▶ Listed records
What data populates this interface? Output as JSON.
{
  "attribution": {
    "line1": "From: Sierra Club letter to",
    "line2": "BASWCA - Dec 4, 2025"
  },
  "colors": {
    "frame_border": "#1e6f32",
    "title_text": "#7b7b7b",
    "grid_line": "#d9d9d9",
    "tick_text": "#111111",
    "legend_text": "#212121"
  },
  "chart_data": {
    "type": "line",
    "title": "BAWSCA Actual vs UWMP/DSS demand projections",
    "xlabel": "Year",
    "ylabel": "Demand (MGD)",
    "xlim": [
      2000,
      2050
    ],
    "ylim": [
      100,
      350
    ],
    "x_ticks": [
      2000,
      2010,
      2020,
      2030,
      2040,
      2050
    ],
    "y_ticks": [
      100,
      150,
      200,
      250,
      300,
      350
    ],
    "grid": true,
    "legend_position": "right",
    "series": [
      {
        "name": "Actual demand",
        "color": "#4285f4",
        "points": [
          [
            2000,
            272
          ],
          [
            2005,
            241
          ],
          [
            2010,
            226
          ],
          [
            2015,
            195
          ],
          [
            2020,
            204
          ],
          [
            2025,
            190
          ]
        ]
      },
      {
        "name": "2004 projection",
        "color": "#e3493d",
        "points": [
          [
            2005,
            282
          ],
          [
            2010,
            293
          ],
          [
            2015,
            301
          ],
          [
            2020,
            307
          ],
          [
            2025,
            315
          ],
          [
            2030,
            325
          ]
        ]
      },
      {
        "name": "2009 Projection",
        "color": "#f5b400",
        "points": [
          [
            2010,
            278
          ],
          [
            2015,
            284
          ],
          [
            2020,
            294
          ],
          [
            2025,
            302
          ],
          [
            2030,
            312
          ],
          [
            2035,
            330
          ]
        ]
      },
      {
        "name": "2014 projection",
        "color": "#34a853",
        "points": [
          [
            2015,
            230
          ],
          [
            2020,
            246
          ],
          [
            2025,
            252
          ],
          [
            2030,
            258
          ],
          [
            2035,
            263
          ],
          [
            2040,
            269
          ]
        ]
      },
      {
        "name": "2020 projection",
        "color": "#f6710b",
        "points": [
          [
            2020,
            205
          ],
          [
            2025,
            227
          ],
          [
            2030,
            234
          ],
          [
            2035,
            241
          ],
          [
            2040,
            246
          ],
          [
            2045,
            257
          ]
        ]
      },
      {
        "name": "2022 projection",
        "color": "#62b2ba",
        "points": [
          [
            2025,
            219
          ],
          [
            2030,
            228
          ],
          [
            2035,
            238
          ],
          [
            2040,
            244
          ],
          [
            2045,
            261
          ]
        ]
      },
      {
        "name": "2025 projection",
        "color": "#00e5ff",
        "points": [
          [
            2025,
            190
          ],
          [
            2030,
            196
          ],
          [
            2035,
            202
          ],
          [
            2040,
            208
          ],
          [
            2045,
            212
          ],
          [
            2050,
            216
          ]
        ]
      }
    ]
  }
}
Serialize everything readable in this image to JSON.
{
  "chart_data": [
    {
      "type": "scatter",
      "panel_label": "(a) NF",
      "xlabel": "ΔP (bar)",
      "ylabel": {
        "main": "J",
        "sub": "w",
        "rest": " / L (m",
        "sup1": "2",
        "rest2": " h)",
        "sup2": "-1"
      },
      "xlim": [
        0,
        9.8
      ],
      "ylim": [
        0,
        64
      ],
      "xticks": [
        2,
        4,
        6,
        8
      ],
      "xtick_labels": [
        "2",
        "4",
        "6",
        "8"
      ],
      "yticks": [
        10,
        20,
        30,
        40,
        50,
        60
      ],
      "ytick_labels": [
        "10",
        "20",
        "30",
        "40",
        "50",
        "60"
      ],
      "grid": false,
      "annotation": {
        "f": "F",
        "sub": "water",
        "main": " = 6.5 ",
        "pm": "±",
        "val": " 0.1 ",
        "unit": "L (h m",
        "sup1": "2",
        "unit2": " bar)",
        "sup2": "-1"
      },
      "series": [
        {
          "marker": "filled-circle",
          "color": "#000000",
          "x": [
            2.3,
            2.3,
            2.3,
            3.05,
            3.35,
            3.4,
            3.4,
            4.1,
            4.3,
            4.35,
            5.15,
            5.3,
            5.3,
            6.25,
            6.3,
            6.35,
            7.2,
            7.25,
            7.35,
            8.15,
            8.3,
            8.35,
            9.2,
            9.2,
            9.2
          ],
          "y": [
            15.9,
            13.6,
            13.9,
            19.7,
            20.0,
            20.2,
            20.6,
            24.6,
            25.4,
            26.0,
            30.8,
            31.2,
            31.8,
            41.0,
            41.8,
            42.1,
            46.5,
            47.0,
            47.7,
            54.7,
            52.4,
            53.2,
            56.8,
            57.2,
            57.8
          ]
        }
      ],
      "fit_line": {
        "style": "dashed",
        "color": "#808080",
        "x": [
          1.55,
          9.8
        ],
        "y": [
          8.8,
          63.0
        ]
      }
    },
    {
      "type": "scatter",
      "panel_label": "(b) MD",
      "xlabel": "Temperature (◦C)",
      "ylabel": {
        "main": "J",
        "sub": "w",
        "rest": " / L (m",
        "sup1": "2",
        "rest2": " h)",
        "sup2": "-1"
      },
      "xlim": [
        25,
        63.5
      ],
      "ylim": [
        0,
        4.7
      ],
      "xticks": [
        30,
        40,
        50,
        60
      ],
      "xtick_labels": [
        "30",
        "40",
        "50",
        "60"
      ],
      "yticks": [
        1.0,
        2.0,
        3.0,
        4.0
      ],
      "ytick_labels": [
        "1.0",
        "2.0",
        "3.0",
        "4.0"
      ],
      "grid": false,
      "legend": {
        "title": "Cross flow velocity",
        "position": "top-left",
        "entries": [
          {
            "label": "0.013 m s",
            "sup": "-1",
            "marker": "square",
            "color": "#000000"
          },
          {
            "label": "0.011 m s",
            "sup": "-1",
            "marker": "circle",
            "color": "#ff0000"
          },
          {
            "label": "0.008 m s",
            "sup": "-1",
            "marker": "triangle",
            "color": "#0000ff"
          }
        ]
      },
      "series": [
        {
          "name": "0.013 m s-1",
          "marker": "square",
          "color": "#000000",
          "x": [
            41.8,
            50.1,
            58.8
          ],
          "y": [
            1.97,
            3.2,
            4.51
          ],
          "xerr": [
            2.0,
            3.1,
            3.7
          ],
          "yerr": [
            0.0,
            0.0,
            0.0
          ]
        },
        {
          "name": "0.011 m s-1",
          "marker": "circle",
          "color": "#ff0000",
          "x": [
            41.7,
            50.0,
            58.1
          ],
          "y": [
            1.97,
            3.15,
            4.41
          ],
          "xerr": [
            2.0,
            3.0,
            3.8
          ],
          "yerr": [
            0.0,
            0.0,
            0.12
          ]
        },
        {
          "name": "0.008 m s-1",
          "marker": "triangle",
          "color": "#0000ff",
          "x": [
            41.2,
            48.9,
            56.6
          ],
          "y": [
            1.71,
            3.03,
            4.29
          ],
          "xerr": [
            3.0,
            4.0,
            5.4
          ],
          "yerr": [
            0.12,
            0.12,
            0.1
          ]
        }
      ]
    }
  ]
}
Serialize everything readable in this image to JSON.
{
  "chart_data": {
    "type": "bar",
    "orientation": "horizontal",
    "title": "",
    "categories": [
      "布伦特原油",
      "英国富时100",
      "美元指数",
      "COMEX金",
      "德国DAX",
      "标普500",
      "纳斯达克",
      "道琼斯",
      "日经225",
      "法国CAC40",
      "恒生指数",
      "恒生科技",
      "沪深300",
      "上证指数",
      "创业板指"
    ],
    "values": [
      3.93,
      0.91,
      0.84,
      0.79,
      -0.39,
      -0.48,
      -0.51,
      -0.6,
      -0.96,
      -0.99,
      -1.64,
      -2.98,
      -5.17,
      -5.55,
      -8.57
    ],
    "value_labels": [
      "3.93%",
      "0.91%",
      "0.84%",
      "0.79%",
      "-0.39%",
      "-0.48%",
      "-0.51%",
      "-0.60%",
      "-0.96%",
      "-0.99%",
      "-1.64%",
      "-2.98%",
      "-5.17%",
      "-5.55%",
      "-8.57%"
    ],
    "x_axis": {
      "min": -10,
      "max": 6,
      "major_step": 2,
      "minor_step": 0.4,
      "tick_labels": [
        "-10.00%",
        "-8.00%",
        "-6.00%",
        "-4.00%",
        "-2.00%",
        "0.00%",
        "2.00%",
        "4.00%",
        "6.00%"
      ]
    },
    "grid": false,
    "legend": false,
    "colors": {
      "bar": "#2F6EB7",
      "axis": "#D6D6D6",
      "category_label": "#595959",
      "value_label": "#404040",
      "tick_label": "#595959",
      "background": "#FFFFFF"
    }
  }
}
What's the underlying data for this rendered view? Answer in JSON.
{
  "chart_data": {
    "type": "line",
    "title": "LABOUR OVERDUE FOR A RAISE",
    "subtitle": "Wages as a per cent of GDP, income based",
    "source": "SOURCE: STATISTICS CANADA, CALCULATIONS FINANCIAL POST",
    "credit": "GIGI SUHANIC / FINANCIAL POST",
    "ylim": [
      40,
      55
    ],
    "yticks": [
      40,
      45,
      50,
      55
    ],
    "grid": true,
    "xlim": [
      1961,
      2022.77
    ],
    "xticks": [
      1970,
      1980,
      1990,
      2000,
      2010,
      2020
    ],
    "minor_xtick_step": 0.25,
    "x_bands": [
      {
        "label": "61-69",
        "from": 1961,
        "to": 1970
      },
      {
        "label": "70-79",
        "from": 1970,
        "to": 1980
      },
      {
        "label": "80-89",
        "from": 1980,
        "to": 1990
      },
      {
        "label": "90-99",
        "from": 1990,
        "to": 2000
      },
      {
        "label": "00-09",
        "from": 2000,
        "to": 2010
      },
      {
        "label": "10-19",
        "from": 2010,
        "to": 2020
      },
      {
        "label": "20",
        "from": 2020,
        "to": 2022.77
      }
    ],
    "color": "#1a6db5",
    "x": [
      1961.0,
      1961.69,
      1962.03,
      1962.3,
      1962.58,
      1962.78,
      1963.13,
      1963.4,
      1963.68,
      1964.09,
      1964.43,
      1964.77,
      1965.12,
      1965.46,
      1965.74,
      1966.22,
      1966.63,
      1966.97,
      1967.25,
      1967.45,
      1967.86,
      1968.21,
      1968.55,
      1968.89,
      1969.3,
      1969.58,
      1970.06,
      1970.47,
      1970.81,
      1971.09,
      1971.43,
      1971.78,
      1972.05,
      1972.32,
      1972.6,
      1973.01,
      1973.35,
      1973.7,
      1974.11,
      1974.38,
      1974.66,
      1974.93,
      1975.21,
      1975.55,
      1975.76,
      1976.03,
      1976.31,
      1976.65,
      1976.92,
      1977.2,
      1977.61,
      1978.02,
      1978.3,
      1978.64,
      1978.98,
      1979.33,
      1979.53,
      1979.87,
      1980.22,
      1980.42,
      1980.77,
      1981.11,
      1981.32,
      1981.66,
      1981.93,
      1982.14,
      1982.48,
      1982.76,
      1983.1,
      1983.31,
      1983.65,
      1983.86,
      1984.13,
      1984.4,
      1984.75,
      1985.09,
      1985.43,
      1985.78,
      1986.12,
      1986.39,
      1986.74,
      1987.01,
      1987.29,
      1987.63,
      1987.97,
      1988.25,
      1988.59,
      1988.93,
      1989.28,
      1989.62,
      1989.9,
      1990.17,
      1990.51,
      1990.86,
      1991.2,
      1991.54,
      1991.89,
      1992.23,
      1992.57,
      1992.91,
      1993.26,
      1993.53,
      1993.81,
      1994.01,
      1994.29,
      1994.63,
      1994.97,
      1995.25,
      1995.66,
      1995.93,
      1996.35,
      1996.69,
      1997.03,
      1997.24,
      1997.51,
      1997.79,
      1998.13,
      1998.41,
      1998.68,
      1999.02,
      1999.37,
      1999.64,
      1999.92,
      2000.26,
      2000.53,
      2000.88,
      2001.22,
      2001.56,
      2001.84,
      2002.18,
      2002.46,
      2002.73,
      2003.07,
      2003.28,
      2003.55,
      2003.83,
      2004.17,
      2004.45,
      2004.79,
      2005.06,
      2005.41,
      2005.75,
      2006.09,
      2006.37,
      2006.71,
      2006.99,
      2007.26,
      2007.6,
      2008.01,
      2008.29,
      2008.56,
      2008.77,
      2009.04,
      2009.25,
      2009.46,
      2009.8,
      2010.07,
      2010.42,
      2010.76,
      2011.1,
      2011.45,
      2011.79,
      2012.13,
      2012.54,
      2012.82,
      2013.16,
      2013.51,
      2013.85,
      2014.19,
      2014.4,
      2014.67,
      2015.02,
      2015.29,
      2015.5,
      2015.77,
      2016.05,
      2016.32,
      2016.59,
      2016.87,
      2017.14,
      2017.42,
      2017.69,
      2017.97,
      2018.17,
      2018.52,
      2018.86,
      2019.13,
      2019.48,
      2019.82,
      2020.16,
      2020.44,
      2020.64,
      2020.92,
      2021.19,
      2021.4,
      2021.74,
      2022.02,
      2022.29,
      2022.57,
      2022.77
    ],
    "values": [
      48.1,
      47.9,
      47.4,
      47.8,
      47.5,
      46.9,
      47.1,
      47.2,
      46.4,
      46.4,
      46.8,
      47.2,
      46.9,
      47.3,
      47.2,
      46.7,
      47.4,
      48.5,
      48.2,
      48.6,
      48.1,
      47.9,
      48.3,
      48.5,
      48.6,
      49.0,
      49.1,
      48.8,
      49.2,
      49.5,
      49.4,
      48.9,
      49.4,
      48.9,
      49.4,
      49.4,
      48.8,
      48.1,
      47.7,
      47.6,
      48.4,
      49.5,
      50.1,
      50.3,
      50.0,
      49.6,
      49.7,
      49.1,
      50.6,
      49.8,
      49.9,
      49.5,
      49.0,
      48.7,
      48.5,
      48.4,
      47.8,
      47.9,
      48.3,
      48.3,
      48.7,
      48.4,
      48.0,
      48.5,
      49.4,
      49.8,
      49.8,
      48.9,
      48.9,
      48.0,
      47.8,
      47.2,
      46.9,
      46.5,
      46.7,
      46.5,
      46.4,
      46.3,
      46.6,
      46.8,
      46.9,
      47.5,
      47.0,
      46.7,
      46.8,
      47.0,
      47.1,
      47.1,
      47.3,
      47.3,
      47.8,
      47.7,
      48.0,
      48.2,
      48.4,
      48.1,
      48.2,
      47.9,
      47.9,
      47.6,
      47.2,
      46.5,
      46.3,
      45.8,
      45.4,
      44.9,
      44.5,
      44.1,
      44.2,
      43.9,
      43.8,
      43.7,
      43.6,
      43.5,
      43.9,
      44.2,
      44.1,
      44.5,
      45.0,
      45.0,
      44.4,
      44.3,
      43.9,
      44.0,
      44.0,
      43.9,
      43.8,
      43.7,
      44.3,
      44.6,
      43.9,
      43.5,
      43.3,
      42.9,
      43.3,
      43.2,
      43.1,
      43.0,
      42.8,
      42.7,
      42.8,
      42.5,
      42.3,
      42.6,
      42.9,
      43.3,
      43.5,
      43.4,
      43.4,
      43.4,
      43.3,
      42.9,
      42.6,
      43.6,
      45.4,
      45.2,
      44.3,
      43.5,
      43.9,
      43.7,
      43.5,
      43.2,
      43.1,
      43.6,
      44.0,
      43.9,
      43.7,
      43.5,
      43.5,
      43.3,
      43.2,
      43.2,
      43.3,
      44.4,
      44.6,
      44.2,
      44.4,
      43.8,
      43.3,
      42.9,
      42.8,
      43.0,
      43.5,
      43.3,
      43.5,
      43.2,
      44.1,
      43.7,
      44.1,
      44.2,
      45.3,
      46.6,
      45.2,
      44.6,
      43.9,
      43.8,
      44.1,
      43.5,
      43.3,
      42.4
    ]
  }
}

▶ Problem description
Using the records above, list each line that includes "POST".

▶ The result
    "source": "SOURCE: STATISTICS CANADA, CALCULATIONS FINANCIAL POST",
    "credit": "GIGI SUHANIC / FINANCIAL POST",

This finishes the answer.